Start of Data for the task

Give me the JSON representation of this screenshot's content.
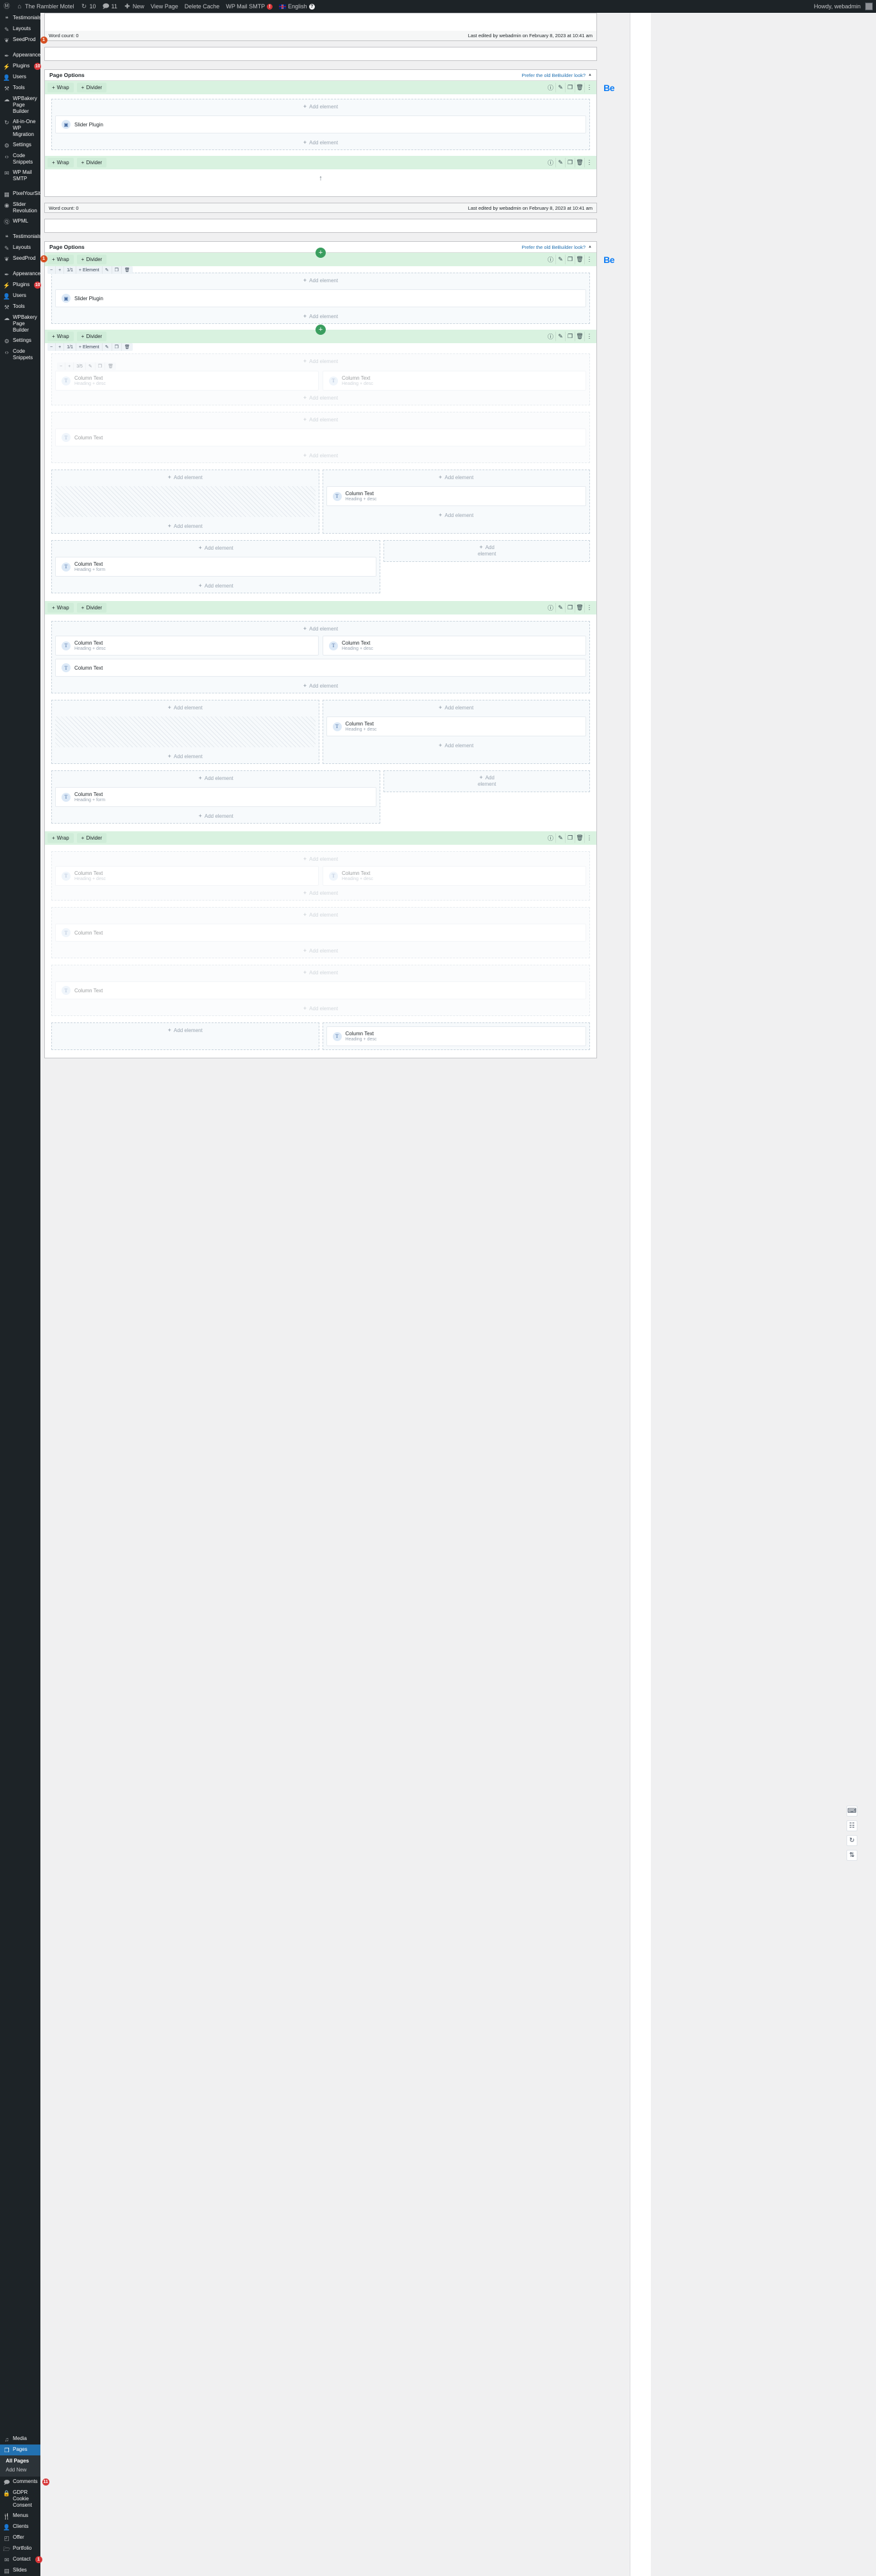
{
  "adminbar": {
    "site_name": "The Rambler Motel",
    "updates_count": "10",
    "comments_count": "11",
    "new_label": "New",
    "view_page_label": "View Page",
    "delete_cache_label": "Delete Cache",
    "wp_mail_smtp_label": "WP Mail SMTP",
    "wp_mail_smtp_badge": "!",
    "language_label": "English",
    "help_badge": "?",
    "howdy_label": "Howdy, webadmin"
  },
  "sidebar": {
    "items": [
      {
        "label": "Testimonials",
        "icon": "quote-icon",
        "badge": "",
        "sep": false
      },
      {
        "label": "Layouts",
        "icon": "pencil-icon",
        "badge": "",
        "sep": false
      },
      {
        "label": "SeedProd",
        "icon": "leaf-icon",
        "badge": "1",
        "badge_color": "orange",
        "sep": false
      },
      {
        "label": "Appearance",
        "icon": "brush-icon",
        "badge": "",
        "sep": true
      },
      {
        "label": "Plugins",
        "icon": "plug-icon",
        "badge": "10",
        "sep": false
      },
      {
        "label": "Users",
        "icon": "user-icon",
        "badge": "",
        "sep": false
      },
      {
        "label": "Tools",
        "icon": "wrench-icon",
        "badge": "",
        "sep": false
      },
      {
        "label": "WPBakery Page Builder",
        "icon": "cloud-icon",
        "badge": "",
        "sep": false
      },
      {
        "label": "All-in-One WP Migration",
        "icon": "migrate-icon",
        "badge": "",
        "sep": false
      },
      {
        "label": "Settings",
        "icon": "sliders-icon",
        "badge": "",
        "sep": false
      },
      {
        "label": "Code Snippets",
        "icon": "code-icon",
        "badge": "",
        "sep": false
      },
      {
        "label": "WP Mail SMTP",
        "icon": "envelope-arrow-icon",
        "badge": "",
        "sep": false
      },
      {
        "label": "PixelYourSite",
        "icon": "pixel-icon",
        "badge": "",
        "sep": true
      },
      {
        "label": "Slider Revolution",
        "icon": "slider-icon",
        "badge": "",
        "sep": false
      },
      {
        "label": "WPML",
        "icon": "wpml-icon",
        "badge": "",
        "sep": false
      },
      {
        "label": "Testimonials",
        "icon": "quote-icon",
        "badge": "",
        "sep": true
      },
      {
        "label": "Layouts",
        "icon": "pencil-icon",
        "badge": "",
        "sep": false
      },
      {
        "label": "SeedProd",
        "icon": "leaf-icon",
        "badge": "1",
        "badge_color": "orange",
        "sep": false
      },
      {
        "label": "Appearance",
        "icon": "brush-icon",
        "badge": "",
        "sep": true
      },
      {
        "label": "Plugins",
        "icon": "plug-icon",
        "badge": "10",
        "sep": false
      },
      {
        "label": "Users",
        "icon": "user-icon",
        "badge": "",
        "sep": false
      },
      {
        "label": "Tools",
        "icon": "wrench-icon",
        "badge": "",
        "sep": false
      },
      {
        "label": "WPBakery Page Builder",
        "icon": "cloud-icon",
        "badge": "",
        "sep": false
      },
      {
        "label": "Settings",
        "icon": "sliders-icon",
        "badge": "",
        "sep": false
      },
      {
        "label": "Code Snippets",
        "icon": "code-icon",
        "badge": "",
        "sep": false
      }
    ],
    "bottom_items": [
      {
        "label": "Media",
        "icon": "media-icon",
        "badge": "",
        "active": false
      },
      {
        "label": "Pages",
        "icon": "pages-icon",
        "badge": "",
        "active": true
      },
      {
        "label": "Comments",
        "icon": "comment-icon",
        "badge": "11",
        "active": false
      },
      {
        "label": "GDPR Cookie Consent",
        "icon": "lock-icon",
        "badge": "",
        "active": false
      },
      {
        "label": "Menus",
        "icon": "cutlery-icon",
        "badge": "",
        "active": false
      },
      {
        "label": "Clients",
        "icon": "client-icon",
        "badge": "",
        "active": false
      },
      {
        "label": "Offer",
        "icon": "tag-icon",
        "badge": "",
        "active": false
      },
      {
        "label": "Portfolio",
        "icon": "folder-icon",
        "badge": "",
        "active": false
      },
      {
        "label": "Contact",
        "icon": "envelope-icon",
        "badge": "1",
        "active": false
      },
      {
        "label": "Slides",
        "icon": "slides-icon",
        "badge": "",
        "active": false
      }
    ],
    "pages_submenu": [
      {
        "label": "All Pages",
        "current": true
      },
      {
        "label": "Add New",
        "current": false
      }
    ]
  },
  "editor": {
    "word_count_label": "Word count: 0",
    "last_edited_label": "Last edited by webadmin on February 8, 2023 at 10:41 am",
    "metabox_title": "Page Options",
    "prefer_old_link": "Prefer the old BeBuilder look?",
    "collapse_caret": "▲",
    "be_logo": "Be"
  },
  "builder": {
    "wrap_label": "Wrap",
    "divider_label": "Divider",
    "element_label": "Element",
    "add_element_label": "Add element",
    "add_label": "Add",
    "element_word": "element",
    "plus": "+",
    "minus": "−",
    "ratio_full": "1/1",
    "ratio_3_5": "3/5",
    "row_icons": [
      "info-icon",
      "pencil-icon",
      "copy-icon",
      "trash-icon",
      "kebab-icon"
    ],
    "toolbar_icons": [
      "pencil-icon",
      "copy-icon",
      "trash-icon"
    ],
    "float_icons": [
      "insert-section-icon",
      "add-template-icon",
      "history-icon",
      "reorder-icon"
    ]
  },
  "elements": {
    "slider_plugin": "Slider Plugin",
    "column_text": "Column Text",
    "heading_desc": "Heading + desc",
    "heading_form": "Heading + form",
    "t_glyph": "T"
  },
  "colors": {
    "admin_bg": "#1d2327",
    "accent_blue": "#2271b1",
    "section_green": "#d9f2e0",
    "plus_green": "#3a9e5f",
    "badge_red": "#d63638",
    "be_blue": "#0a7bf5"
  }
}
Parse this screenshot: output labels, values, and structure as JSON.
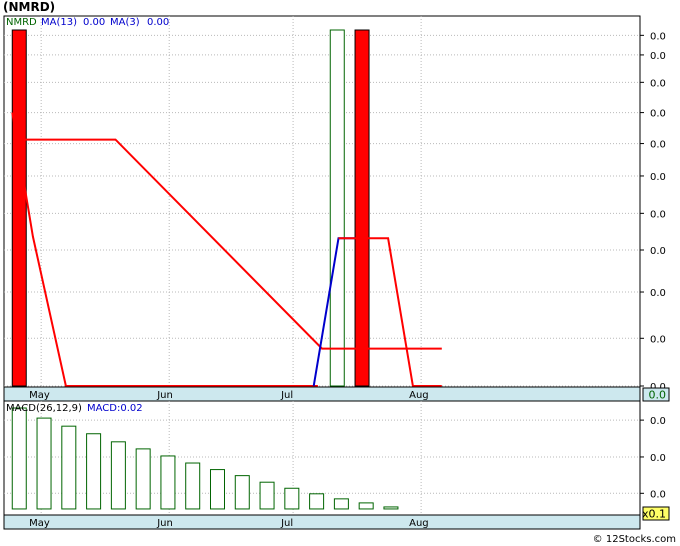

End of Data for the task

- **Stated goal**:
Make an exact copy of every record, pictures excluded.

- **Solution**:
Give me the JSON representation of this screenshot's content.
{
  "adminbar": {
    "site_name": "The Rambler Motel",
    "updates_count": "10",
    "comments_count": "11",
    "new_label": "New",
    "view_page_label": "View Page",
    "delete_cache_label": "Delete Cache",
    "wp_mail_smtp_label": "WP Mail SMTP",
    "wp_mail_smtp_badge": "!",
    "language_label": "English",
    "help_badge": "?",
    "howdy_label": "Howdy, webadmin"
  },
  "sidebar": {
    "items": [
      {
        "label": "Testimonials",
        "icon": "quote-icon",
        "badge": "",
        "sep": false
      },
      {
        "label": "Layouts",
        "icon": "pencil-icon",
        "badge": "",
        "sep": false
      },
      {
        "label": "SeedProd",
        "icon": "leaf-icon",
        "badge": "1",
        "badge_color": "orange",
        "sep": false
      },
      {
        "label": "Appearance",
        "icon": "brush-icon",
        "badge": "",
        "sep": true
      },
      {
        "label": "Plugins",
        "icon": "plug-icon",
        "badge": "10",
        "sep": false
      },
      {
        "label": "Users",
        "icon": "user-icon",
        "badge": "",
        "sep": false
      },
      {
        "label": "Tools",
        "icon": "wrench-icon",
        "badge": "",
        "sep": false
      },
      {
        "label": "WPBakery Page Builder",
        "icon": "cloud-icon",
        "badge": "",
        "sep": false
      },
      {
        "label": "All-in-One WP Migration",
        "icon": "migrate-icon",
        "badge": "",
        "sep": false
      },
      {
        "label": "Settings",
        "icon": "sliders-icon",
        "badge": "",
        "sep": false
      },
      {
        "label": "Code Snippets",
        "icon": "code-icon",
        "badge": "",
        "sep": false
      },
      {
        "label": "WP Mail SMTP",
        "icon": "envelope-arrow-icon",
        "badge": "",
        "sep": false
      },
      {
        "label": "PixelYourSite",
        "icon": "pixel-icon",
        "badge": "",
        "sep": true
      },
      {
        "label": "Slider Revolution",
        "icon": "slider-icon",
        "badge": "",
        "sep": false
      },
      {
        "label": "WPML",
        "icon": "wpml-icon",
        "badge": "",
        "sep": false
      },
      {
        "label": "Testimonials",
        "icon": "quote-icon",
        "badge": "",
        "sep": true
      },
      {
        "label": "Layouts",
        "icon": "pencil-icon",
        "badge": "",
        "sep": false
      },
      {
        "label": "SeedProd",
        "icon": "leaf-icon",
        "badge": "1",
        "badge_color": "orange",
        "sep": false
      },
      {
        "label": "Appearance",
        "icon": "brush-icon",
        "badge": "",
        "sep": true
      },
      {
        "label": "Plugins",
        "icon": "plug-icon",
        "badge": "10",
        "sep": false
      },
      {
        "label": "Users",
        "icon": "user-icon",
        "badge": "",
        "sep": false
      },
      {
        "label": "Tools",
        "icon": "wrench-icon",
        "badge": "",
        "sep": false
      },
      {
        "label": "WPBakery Page Builder",
        "icon": "cloud-icon",
        "badge": "",
        "sep": false
      },
      {
        "label": "Settings",
        "icon": "sliders-icon",
        "badge": "",
        "sep": false
      },
      {
        "label": "Code Snippets",
        "icon": "code-icon",
        "badge": "",
        "sep": false
      }
    ],
    "bottom_items": [
      {
        "label": "Media",
        "icon": "media-icon",
        "badge": "",
        "active": false
      },
      {
        "label": "Pages",
        "icon": "pages-icon",
        "badge": "",
        "active": true
      },
      {
        "label": "Comments",
        "icon": "comment-icon",
        "badge": "11",
        "active": false
      },
      {
        "label": "GDPR Cookie Consent",
        "icon": "lock-icon",
        "badge": "",
        "active": false
      },
      {
        "label": "Menus",
        "icon": "cutlery-icon",
        "badge": "",
        "active": false
      },
      {
        "label": "Clients",
        "icon": "client-icon",
        "badge": "",
        "active": false
      },
      {
        "label": "Offer",
        "icon": "tag-icon",
        "badge": "",
        "active": false
      },
      {
        "label": "Portfolio",
        "icon": "folder-icon",
        "badge": "",
        "active": false
      },
      {
        "label": "Contact",
        "icon": "envelope-icon",
        "badge": "1",
        "active": false
      },
      {
        "label": "Slides",
        "icon": "slides-icon",
        "badge": "",
        "active": false
      }
    ],
    "pages_submenu": [
      {
        "label": "All Pages",
        "current": true
      },
      {
        "label": "Add New",
        "current": false
      }
    ]
  },
  "editor": {
    "word_count_label": "Word count: 0",
    "last_edited_label": "Last edited by webadmin on February 8, 2023 at 10:41 am",
    "metabox_title": "Page Options",
    "prefer_old_link": "Prefer the old BeBuilder look?",
    "collapse_caret": "▲",
    "be_logo": "Be"
  },
  "builder": {
    "wrap_label": "Wrap",
    "divider_label": "Divider",
    "element_label": "Element",
    "add_element_label": "Add element",
    "add_label": "Add",
    "element_word": "element",
    "plus": "+",
    "minus": "−",
    "ratio_full": "1/1",
    "ratio_3_5": "3/5",
    "row_icons": [
      "info-icon",
      "pencil-icon",
      "copy-icon",
      "trash-icon",
      "kebab-icon"
    ],
    "toolbar_icons": [
      "pencil-icon",
      "copy-icon",
      "trash-icon"
    ],
    "float_icons": [
      "insert-section-icon",
      "add-template-icon",
      "history-icon",
      "reorder-icon"
    ]
  },
  "elements": {
    "slider_plugin": "Slider Plugin",
    "column_text": "Column Text",
    "heading_desc": "Heading + desc",
    "heading_form": "Heading + form",
    "t_glyph": "T"
  },
  "colors": {
    "admin_bg": "#1d2327",
    "accent_blue": "#2271b1",
    "section_green": "#d9f2e0",
    "plus_green": "#3a9e5f",
    "badge_red": "#d63638",
    "be_blue": "#0a7bf5"
  }
}
Parse this screenshot: output labels, values, and structure as JSON.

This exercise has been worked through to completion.